● Exercise prompt:
Retype each record below word for word. Leave the pictures out.

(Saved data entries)

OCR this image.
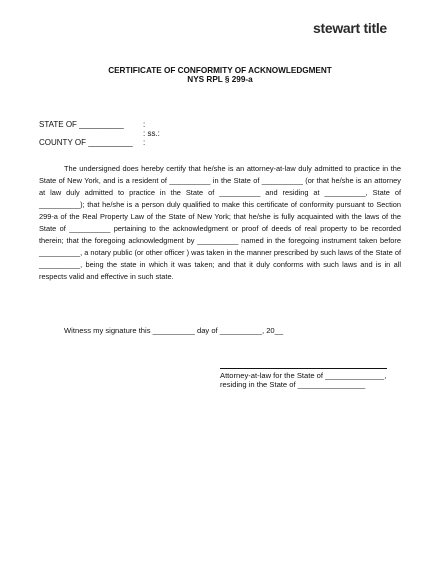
stewart title
CERTIFICATE OF CONFORMITY OF ACKNOWLEDGMENT
NYS RPL § 299-a
STATE OF __________ :
: ss.:
:
COUNTY OF __________

The undersigned does hereby certify that he/she is an attorney-at-law duly admitted to practice in the State of New York, and is a resident of __________ in the State of __________ (or that he/she is an attorney at law duly admitted to practice in the State of __________ and residing at __________, State of __________); that he/she is a person duly qualified to make this certificate of conformity pursuant to Section 299-a of the Real Property Law of the State of New York; that he/she is fully acquainted with the laws of the State of __________ pertaining to the acknowledgment or proof of deeds of real property to be recorded therein; that the foregoing acknowledgment by __________ named in the foregoing instrument taken before __________, a notary public (or other officer ) was taken in the manner prescribed by such laws of the State of __________, being the state in which it was taken; and that it duly conforms with such laws and is in all respects valid and effective in such state.

Witness my signature this __________ day of __________, 20__
Attorney-at-law for the State of ______________,
residing in the State of ________________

● Task solution:
OCR this image.
stewart title
CERTIFICATE OF CONFORMITY OF ACKNOWLEDGMENT
NYS RPL § 299-a
STATE OF __________ :
: ss.:
:
COUNTY OF __________

The undersigned does hereby certify that he/she is an attorney-at-law duly admitted to practice in the State of New York, and is a resident of __________ in the State of __________ (or that he/she is an attorney at law duly admitted to practice in the State of __________ and residing at __________, State of __________); that he/she is a person duly qualified to make this certificate of conformity pursuant to Section 299-a of the Real Property Law of the State of New York; that he/she is fully acquainted with the laws of the State of __________ pertaining to the acknowledgment or proof of deeds of real property to be recorded therein; that the foregoing acknowledgment by __________ named in the foregoing instrument taken before __________, a notary public (or other officer ) was taken in the manner prescribed by such laws of the State of __________, being the state in which it was taken; and that it duly conforms with such laws and is in all respects valid and effective in such state.

Witness my signature this __________ day of __________, 20__
Attorney-at-law for the State of ______________,
residing in the State of ________________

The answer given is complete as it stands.